RAW RECORDS:
begin
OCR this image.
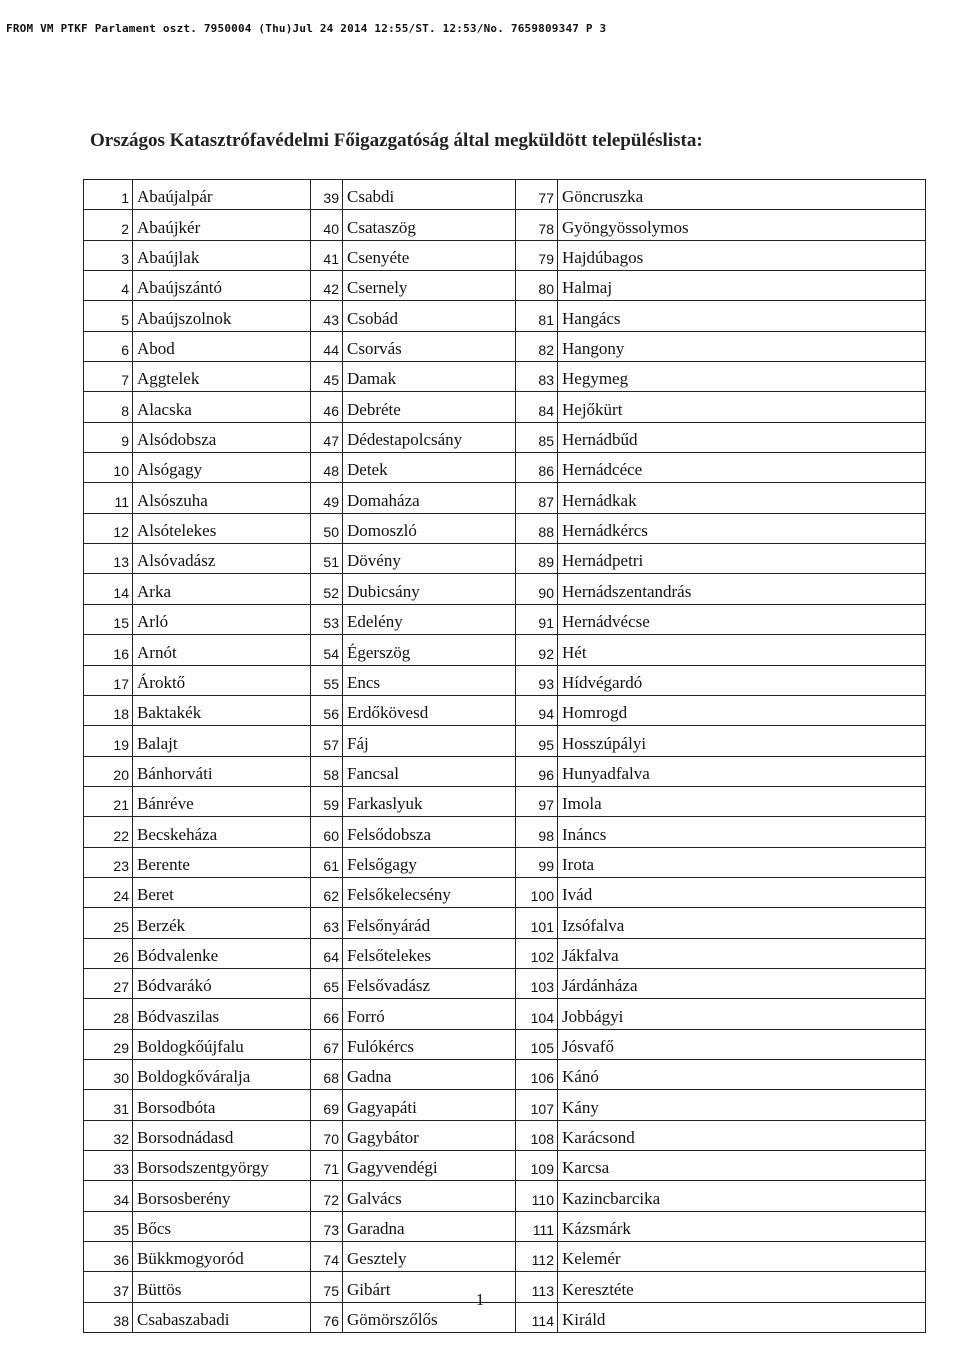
FROM VM PTKF Parlament oszt. 7950004 (Thu)Jul 24 2014 12:55/ST. 12:53/No. 7659809347 P 3
Országos Katasztrófavédelmi Főigazgatóság által megküldött településlista:
1	Abaújalpár	39	Csabdi	77	Göncruszka
2	Abaújkér	40	Csataszög	78	Gyöngyössolymos
3	Abaújlak	41	Csenyéte	79	Hajdúbagos
4	Abaújszántó	42	Csernely	80	Halmaj
5	Abaújszolnok	43	Csobád	81	Hangács
6	Abod	44	Csorvás	82	Hangony
7	Aggtelek	45	Damak	83	Hegymeg
8	Alacska	46	Debréte	84	Hejőkürt
9	Alsódobsza	47	Dédestapolcsány	85	Hernádbűd
10	Alsógagy	48	Detek	86	Hernádcéce
11	Alsószuha	49	Domaháza	87	Hernádkak
12	Alsótelekes	50	Domoszló	88	Hernádkércs
13	Alsóvadász	51	Dövény	89	Hernádpetri
14	Arka	52	Dubicsány	90	Hernádszentandrás
15	Arló	53	Edelény	91	Hernádvécse
16	Arnót	54	Égerszög	92	Hét
17	Ároktő	55	Encs	93	Hídvégardó
18	Baktakék	56	Erdőkövesd	94	Homrogd
19	Balajt	57	Fáj	95	Hosszúpályi
20	Bánhorváti	58	Fancsal	96	Hunyadfalva
21	Bánréve	59	Farkaslyuk	97	Imola
22	Becskeháza	60	Felsődobsza	98	Ináncs
23	Berente	61	Felsőgagy	99	Irota
24	Beret	62	Felsőkelecsény	100	Ivád
25	Berzék	63	Felsőnyárád	101	Izsófalva
26	Bódvalenke	64	Felsőtelekes	102	Jákfalva
27	Bódvarákó	65	Felsővadász	103	Járdánháza
28	Bódvaszilas	66	Forró	104	Jobbágyi
29	Boldogkőújfalu	67	Fulókércs	105	Jósvafő
30	Boldogkőváralja	68	Gadna	106	Kánó
31	Borsodbóta	69	Gagyapáti	107	Kány
32	Borsodnádasd	70	Gagybátor	108	Karácsond
33	Borsodszentgyörgy	71	Gagyvendégi	109	Karcsa
34	Borsosberény	72	Galvács	110	Kazincbarcika
35	Bőcs	73	Garadna	111	Kázsmárk
36	Bükkmogyoród	74	Gesztely	112	Kelemér
37	Büttös	75	Gibárt	113	Keresztéte
38	Csabaszabadi	76	Gömörszőlős	114	Királd
1
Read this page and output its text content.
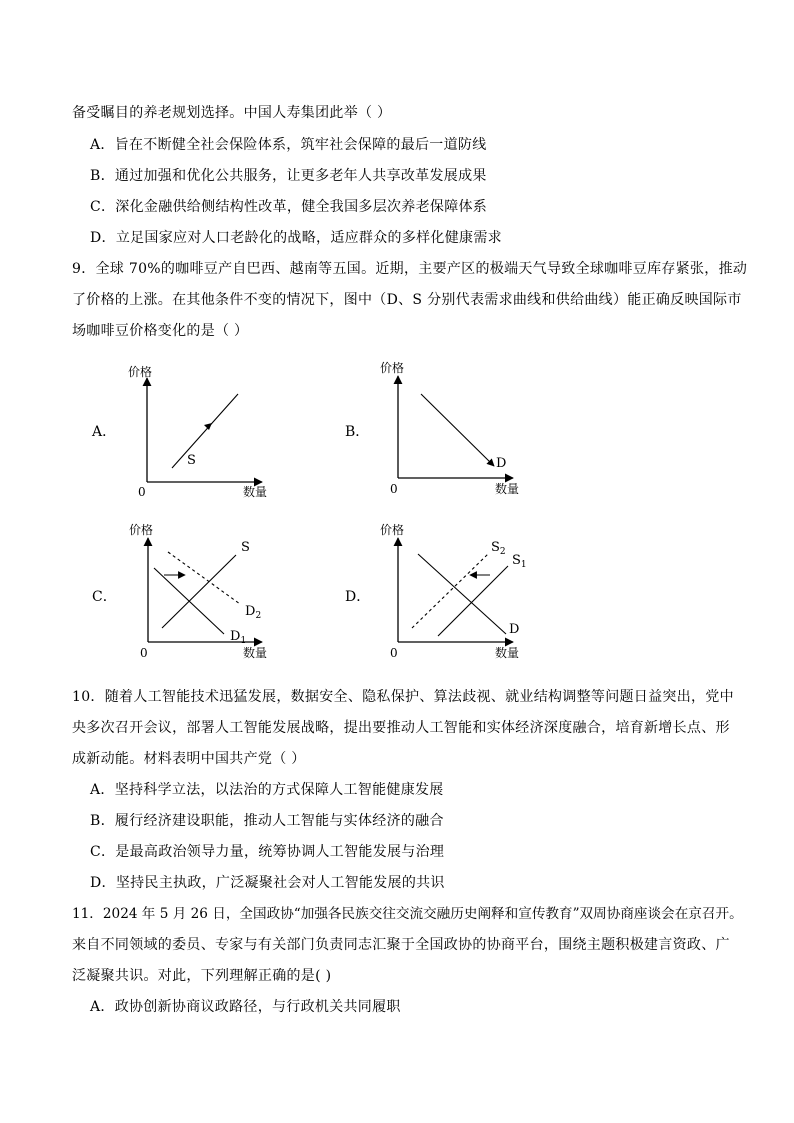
备受瞩目的养老规划选择。中国人寿集团此举（ ）
A．旨在不断健全社会保险体系，筑牢社会保障的最后一道防线
B．通过加强和优化公共服务，让更多老年人共享改革发展成果
C．深化金融供给侧结构性改革，健全我国多层次养老保障体系
D．立足国家应对人口老龄化的战略，适应群众的多样化健康需求
9．全球 70%的咖啡豆产自巴西、越南等五国。近期，主要产区的极端天气导致全球咖啡豆库存紧张，推动
了价格的上涨。在其他条件不变的情况下，图中（D、S 分别代表需求曲线和供给曲线）能正确反映国际市
场咖啡豆价格变化的是（ ）
A．
价格
数量
0
S
B．
价格
数量
0
D
C．
价格
数量
0
S
$D_1$
$D_2$
D．
价格
数量
0
$S_2$
$S_1$
D
10．随着人工智能技术迅猛发展，数据安全、隐私保护、算法歧视、就业结构调整等问题日益突出，党中
央多次召开会议，部署人工智能发展战略，提出要推动人工智能和实体经济深度融合，培育新增长点、形
成新动能。材料表明中国共产党（ ）
A．坚持科学立法，以法治的方式保障人工智能健康发展
B．履行经济建设职能，推动人工智能与实体经济的融合
C．是最高政治领导力量，统筹协调人工智能发展与治理
D．坚持民主执政，广泛凝聚社会对人工智能发展的共识
11．2024 年 5 月 26 日，全国政协“加强各民族交往交流交融历史阐释和宣传教育”双周协商座谈会在京召开。
来自不同领域的委员、专家与有关部门负责同志汇聚于全国政协的协商平台，围绕主题积极建言资政、广
泛凝聚共识。对此，下列理解正确的是( )
A．政协创新协商议政路径，与行政机关共同履职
end
INSTRUCTIONS TO FOLLOW: Reproduce each entry precisely. Leave the pictures out.

TASK SOLUTION:
OCR this image.
FROM VM PTKF Parlament oszt. 7950004 (Thu)Jul 24 2014 12:55/ST. 12:53/No. 7659809347 P 3
Országos Katasztrófavédelmi Főigazgatóság által megküldött településlista:
1	Abaújalpár	39	Csabdi	77	Göncruszka
2	Abaújkér	40	Csataszög	78	Gyöngyössolymos
3	Abaújlak	41	Csenyéte	79	Hajdúbagos
4	Abaújszántó	42	Csernely	80	Halmaj
5	Abaújszolnok	43	Csobád	81	Hangács
6	Abod	44	Csorvás	82	Hangony
7	Aggtelek	45	Damak	83	Hegymeg
8	Alacska	46	Debréte	84	Hejőkürt
9	Alsódobsza	47	Dédestapolcsány	85	Hernádbűd
10	Alsógagy	48	Detek	86	Hernádcéce
11	Alsószuha	49	Domaháza	87	Hernádkak
12	Alsótelekes	50	Domoszló	88	Hernádkércs
13	Alsóvadász	51	Dövény	89	Hernádpetri
14	Arka	52	Dubicsány	90	Hernádszentandrás
15	Arló	53	Edelény	91	Hernádvécse
16	Arnót	54	Égerszög	92	Hét
17	Ároktő	55	Encs	93	Hídvégardó
18	Baktakék	56	Erdőkövesd	94	Homrogd
19	Balajt	57	Fáj	95	Hosszúpályi
20	Bánhorváti	58	Fancsal	96	Hunyadfalva
21	Bánréve	59	Farkaslyuk	97	Imola
22	Becskeháza	60	Felsődobsza	98	Ináncs
23	Berente	61	Felsőgagy	99	Irota
24	Beret	62	Felsőkelecsény	100	Ivád
25	Berzék	63	Felsőnyárád	101	Izsófalva
26	Bódvalenke	64	Felsőtelekes	102	Jákfalva
27	Bódvarákó	65	Felsővadász	103	Járdánháza
28	Bódvaszilas	66	Forró	104	Jobbágyi
29	Boldogkőújfalu	67	Fulókércs	105	Jósvafő
30	Boldogkőváralja	68	Gadna	106	Kánó
31	Borsodbóta	69	Gagyapáti	107	Kány
32	Borsodnádasd	70	Gagybátor	108	Karácsond
33	Borsodszentgyörgy	71	Gagyvendégi	109	Karcsa
34	Borsosberény	72	Galvács	110	Kazincbarcika
35	Bőcs	73	Garadna	111	Kázsmárk
36	Bükkmogyoród	74	Gesztely	112	Kelemér
37	Büttös	75	Gibárt	113	Keresztéte
38	Csabaszabadi	76	Gömörszőlős	114	Királd
1
Read this page and output its text content.
备受瞩目的养老规划选择。中国人寿集团此举（ ）
A．旨在不断健全社会保险体系，筑牢社会保障的最后一道防线
B．通过加强和优化公共服务，让更多老年人共享改革发展成果
C．深化金融供给侧结构性改革，健全我国多层次养老保障体系
D．立足国家应对人口老龄化的战略，适应群众的多样化健康需求
9．全球 70%的咖啡豆产自巴西、越南等五国。近期，主要产区的极端天气导致全球咖啡豆库存紧张，推动
了价格的上涨。在其他条件不变的情况下，图中（D、S 分别代表需求曲线和供给曲线）能正确反映国际市
场咖啡豆价格变化的是（ ）
A．
价格
数量
0
S
B．
价格
数量
0
D
C．
价格
数量
0
S
$D_1$
$D_2$
D．
价格
数量
0
$S_2$
$S_1$
D
10．随着人工智能技术迅猛发展，数据安全、隐私保护、算法歧视、就业结构调整等问题日益突出，党中
央多次召开会议，部署人工智能发展战略，提出要推动人工智能和实体经济深度融合，培育新增长点、形
成新动能。材料表明中国共产党（ ）
A．坚持科学立法，以法治的方式保障人工智能健康发展
B．履行经济建设职能，推动人工智能与实体经济的融合
C．是最高政治领导力量，统筹协调人工智能发展与治理
D．坚持民主执政，广泛凝聚社会对人工智能发展的共识
11．2024 年 5 月 26 日，全国政协“加强各民族交往交流交融历史阐释和宣传教育”双周协商座谈会在京召开。
来自不同领域的委员、专家与有关部门负责同志汇聚于全国政协的协商平台，围绕主题积极建言资政、广
泛凝聚共识。对此，下列理解正确的是( )
A．政协创新协商议政路径，与行政机关共同履职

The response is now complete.